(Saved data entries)
## START

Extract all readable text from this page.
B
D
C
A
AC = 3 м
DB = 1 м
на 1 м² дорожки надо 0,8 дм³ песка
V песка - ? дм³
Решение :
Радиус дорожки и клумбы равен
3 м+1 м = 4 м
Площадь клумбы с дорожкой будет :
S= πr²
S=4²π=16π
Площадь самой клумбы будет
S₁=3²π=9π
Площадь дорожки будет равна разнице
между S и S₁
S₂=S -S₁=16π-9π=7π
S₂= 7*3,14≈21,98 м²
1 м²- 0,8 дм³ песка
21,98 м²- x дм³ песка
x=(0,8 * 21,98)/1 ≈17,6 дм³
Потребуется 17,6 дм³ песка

## END

What the exercise asks:
Your task is to give the records above again, exactly.

Reply to the exercise:
Extract all readable text from this page.
B
D
C
A
AC = 3 м
DB = 1 м
на 1 м² дорожки надо 0,8 дм³ песка
V песка - ? дм³
Решение :
Радиус дорожки и клумбы равен
3 м+1 м = 4 м
Площадь клумбы с дорожкой будет :
S= πr²
S=4²π=16π
Площадь самой клумбы будет
S₁=3²π=9π
Площадь дорожки будет равна разнице
между S и S₁
S₂=S -S₁=16π-9π=7π
S₂= 7*3,14≈21,98 м²
1 м²- 0,8 дм³ песка
21,98 м²- x дм³ песка
x=(0,8 * 21,98)/1 ≈17,6 дм³
Потребуется 17,6 дм³ песка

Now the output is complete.